Work instructions → Go through the records underneath and write each one out again exactly.

Extracted records →
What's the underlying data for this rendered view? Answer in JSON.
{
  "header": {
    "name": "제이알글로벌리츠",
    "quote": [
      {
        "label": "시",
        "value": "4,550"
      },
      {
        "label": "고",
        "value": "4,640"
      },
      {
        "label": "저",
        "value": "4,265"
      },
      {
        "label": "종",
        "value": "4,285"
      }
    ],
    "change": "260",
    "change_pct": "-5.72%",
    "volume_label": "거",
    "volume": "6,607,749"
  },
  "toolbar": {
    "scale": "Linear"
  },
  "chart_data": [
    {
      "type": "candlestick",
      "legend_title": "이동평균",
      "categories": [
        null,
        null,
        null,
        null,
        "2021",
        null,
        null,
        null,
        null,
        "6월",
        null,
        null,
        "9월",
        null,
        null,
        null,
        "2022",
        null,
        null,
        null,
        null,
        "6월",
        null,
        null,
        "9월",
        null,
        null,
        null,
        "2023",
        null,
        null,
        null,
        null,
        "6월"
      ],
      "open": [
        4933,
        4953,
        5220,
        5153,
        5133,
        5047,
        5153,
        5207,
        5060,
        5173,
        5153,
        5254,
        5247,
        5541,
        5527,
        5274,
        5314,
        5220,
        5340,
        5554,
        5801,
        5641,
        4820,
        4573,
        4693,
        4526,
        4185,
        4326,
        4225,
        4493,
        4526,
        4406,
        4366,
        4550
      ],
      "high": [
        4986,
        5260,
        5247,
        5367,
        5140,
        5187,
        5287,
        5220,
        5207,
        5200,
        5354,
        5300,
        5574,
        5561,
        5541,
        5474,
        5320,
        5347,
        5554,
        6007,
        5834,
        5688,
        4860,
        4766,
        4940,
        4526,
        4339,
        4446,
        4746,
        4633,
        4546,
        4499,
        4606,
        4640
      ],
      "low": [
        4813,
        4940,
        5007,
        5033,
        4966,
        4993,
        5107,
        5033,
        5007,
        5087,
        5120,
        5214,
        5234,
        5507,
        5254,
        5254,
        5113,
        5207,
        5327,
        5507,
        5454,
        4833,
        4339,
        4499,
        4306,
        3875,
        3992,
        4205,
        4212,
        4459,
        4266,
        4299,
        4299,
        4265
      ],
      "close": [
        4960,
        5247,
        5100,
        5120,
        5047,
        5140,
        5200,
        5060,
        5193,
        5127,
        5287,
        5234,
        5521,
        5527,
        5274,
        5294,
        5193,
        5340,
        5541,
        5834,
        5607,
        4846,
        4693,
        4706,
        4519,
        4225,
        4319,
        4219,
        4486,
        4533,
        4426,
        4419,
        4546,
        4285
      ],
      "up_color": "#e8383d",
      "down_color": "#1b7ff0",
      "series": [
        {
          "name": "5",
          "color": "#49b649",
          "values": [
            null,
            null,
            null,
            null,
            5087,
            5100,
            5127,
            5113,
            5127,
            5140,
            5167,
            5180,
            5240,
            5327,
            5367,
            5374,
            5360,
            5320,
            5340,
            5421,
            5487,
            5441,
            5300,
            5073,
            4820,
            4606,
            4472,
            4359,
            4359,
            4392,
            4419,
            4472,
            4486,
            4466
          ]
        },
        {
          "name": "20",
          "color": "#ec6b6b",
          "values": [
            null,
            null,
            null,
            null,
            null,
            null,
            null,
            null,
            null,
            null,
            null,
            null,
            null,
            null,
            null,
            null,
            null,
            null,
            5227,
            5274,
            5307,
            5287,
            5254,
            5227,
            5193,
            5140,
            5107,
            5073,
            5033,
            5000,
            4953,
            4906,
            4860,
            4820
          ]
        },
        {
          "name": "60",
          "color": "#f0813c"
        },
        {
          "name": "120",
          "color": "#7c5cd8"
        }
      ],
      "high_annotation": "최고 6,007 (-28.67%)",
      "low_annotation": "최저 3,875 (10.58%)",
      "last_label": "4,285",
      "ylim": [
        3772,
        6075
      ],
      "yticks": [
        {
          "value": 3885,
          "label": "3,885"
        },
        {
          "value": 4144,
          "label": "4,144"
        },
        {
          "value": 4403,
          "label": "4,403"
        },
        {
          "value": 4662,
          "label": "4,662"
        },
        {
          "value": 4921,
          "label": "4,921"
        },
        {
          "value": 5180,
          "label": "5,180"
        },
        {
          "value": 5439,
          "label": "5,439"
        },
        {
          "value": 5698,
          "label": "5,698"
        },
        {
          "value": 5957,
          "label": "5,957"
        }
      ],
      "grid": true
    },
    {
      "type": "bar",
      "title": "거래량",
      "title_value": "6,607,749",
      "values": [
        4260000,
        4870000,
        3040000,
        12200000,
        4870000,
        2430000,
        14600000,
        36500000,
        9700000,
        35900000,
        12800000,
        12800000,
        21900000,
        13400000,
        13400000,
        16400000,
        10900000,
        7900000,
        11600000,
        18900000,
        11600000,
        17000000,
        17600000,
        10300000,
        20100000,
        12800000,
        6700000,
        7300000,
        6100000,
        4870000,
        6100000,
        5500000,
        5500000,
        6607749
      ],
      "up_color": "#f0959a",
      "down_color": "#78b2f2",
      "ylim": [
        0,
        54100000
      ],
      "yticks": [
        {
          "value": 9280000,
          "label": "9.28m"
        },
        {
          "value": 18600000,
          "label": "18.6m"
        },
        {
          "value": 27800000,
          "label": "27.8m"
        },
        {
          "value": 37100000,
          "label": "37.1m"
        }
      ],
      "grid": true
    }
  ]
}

Written response →
What's the underlying data for this rendered view? Answer in JSON.
{
  "header": {
    "name": "제이알글로벌리츠",
    "quote": [
      {
        "label": "시",
        "value": "4,550"
      },
      {
        "label": "고",
        "value": "4,640"
      },
      {
        "label": "저",
        "value": "4,265"
      },
      {
        "label": "종",
        "value": "4,285"
      }
    ],
    "change": "260",
    "change_pct": "-5.72%",
    "volume_label": "거",
    "volume": "6,607,749"
  },
  "toolbar": {
    "scale": "Linear"
  },
  "chart_data": [
    {
      "type": "candlestick",
      "legend_title": "이동평균",
      "categories": [
        null,
        null,
        null,
        null,
        "2021",
        null,
        null,
        null,
        null,
        "6월",
        null,
        null,
        "9월",
        null,
        null,
        null,
        "2022",
        null,
        null,
        null,
        null,
        "6월",
        null,
        null,
        "9월",
        null,
        null,
        null,
        "2023",
        null,
        null,
        null,
        null,
        "6월"
      ],
      "open": [
        4933,
        4953,
        5220,
        5153,
        5133,
        5047,
        5153,
        5207,
        5060,
        5173,
        5153,
        5254,
        5247,
        5541,
        5527,
        5274,
        5314,
        5220,
        5340,
        5554,
        5801,
        5641,
        4820,
        4573,
        4693,
        4526,
        4185,
        4326,
        4225,
        4493,
        4526,
        4406,
        4366,
        4550
      ],
      "high": [
        4986,
        5260,
        5247,
        5367,
        5140,
        5187,
        5287,
        5220,
        5207,
        5200,
        5354,
        5300,
        5574,
        5561,
        5541,
        5474,
        5320,
        5347,
        5554,
        6007,
        5834,
        5688,
        4860,
        4766,
        4940,
        4526,
        4339,
        4446,
        4746,
        4633,
        4546,
        4499,
        4606,
        4640
      ],
      "low": [
        4813,
        4940,
        5007,
        5033,
        4966,
        4993,
        5107,
        5033,
        5007,
        5087,
        5120,
        5214,
        5234,
        5507,
        5254,
        5254,
        5113,
        5207,
        5327,
        5507,
        5454,
        4833,
        4339,
        4499,
        4306,
        3875,
        3992,
        4205,
        4212,
        4459,
        4266,
        4299,
        4299,
        4265
      ],
      "close": [
        4960,
        5247,
        5100,
        5120,
        5047,
        5140,
        5200,
        5060,
        5193,
        5127,
        5287,
        5234,
        5521,
        5527,
        5274,
        5294,
        5193,
        5340,
        5541,
        5834,
        5607,
        4846,
        4693,
        4706,
        4519,
        4225,
        4319,
        4219,
        4486,
        4533,
        4426,
        4419,
        4546,
        4285
      ],
      "up_color": "#e8383d",
      "down_color": "#1b7ff0",
      "series": [
        {
          "name": "5",
          "color": "#49b649",
          "values": [
            null,
            null,
            null,
            null,
            5087,
            5100,
            5127,
            5113,
            5127,
            5140,
            5167,
            5180,
            5240,
            5327,
            5367,
            5374,
            5360,
            5320,
            5340,
            5421,
            5487,
            5441,
            5300,
            5073,
            4820,
            4606,
            4472,
            4359,
            4359,
            4392,
            4419,
            4472,
            4486,
            4466
          ]
        },
        {
          "name": "20",
          "color": "#ec6b6b",
          "values": [
            null,
            null,
            null,
            null,
            null,
            null,
            null,
            null,
            null,
            null,
            null,
            null,
            null,
            null,
            null,
            null,
            null,
            null,
            5227,
            5274,
            5307,
            5287,
            5254,
            5227,
            5193,
            5140,
            5107,
            5073,
            5033,
            5000,
            4953,
            4906,
            4860,
            4820
          ]
        },
        {
          "name": "60",
          "color": "#f0813c"
        },
        {
          "name": "120",
          "color": "#7c5cd8"
        }
      ],
      "high_annotation": "최고 6,007 (-28.67%)",
      "low_annotation": "최저 3,875 (10.58%)",
      "last_label": "4,285",
      "ylim": [
        3772,
        6075
      ],
      "yticks": [
        {
          "value": 3885,
          "label": "3,885"
        },
        {
          "value": 4144,
          "label": "4,144"
        },
        {
          "value": 4403,
          "label": "4,403"
        },
        {
          "value": 4662,
          "label": "4,662"
        },
        {
          "value": 4921,
          "label": "4,921"
        },
        {
          "value": 5180,
          "label": "5,180"
        },
        {
          "value": 5439,
          "label": "5,439"
        },
        {
          "value": 5698,
          "label": "5,698"
        },
        {
          "value": 5957,
          "label": "5,957"
        }
      ],
      "grid": true
    },
    {
      "type": "bar",
      "title": "거래량",
      "title_value": "6,607,749",
      "values": [
        4260000,
        4870000,
        3040000,
        12200000,
        4870000,
        2430000,
        14600000,
        36500000,
        9700000,
        35900000,
        12800000,
        12800000,
        21900000,
        13400000,
        13400000,
        16400000,
        10900000,
        7900000,
        11600000,
        18900000,
        11600000,
        17000000,
        17600000,
        10300000,
        20100000,
        12800000,
        6700000,
        7300000,
        6100000,
        4870000,
        6100000,
        5500000,
        5500000,
        6607749
      ],
      "up_color": "#f0959a",
      "down_color": "#78b2f2",
      "ylim": [
        0,
        54100000
      ],
      "yticks": [
        {
          "value": 9280000,
          "label": "9.28m"
        },
        {
          "value": 18600000,
          "label": "18.6m"
        },
        {
          "value": 27800000,
          "label": "27.8m"
        },
        {
          "value": 37100000,
          "label": "37.1m"
        }
      ],
      "grid": true
    }
  ]
}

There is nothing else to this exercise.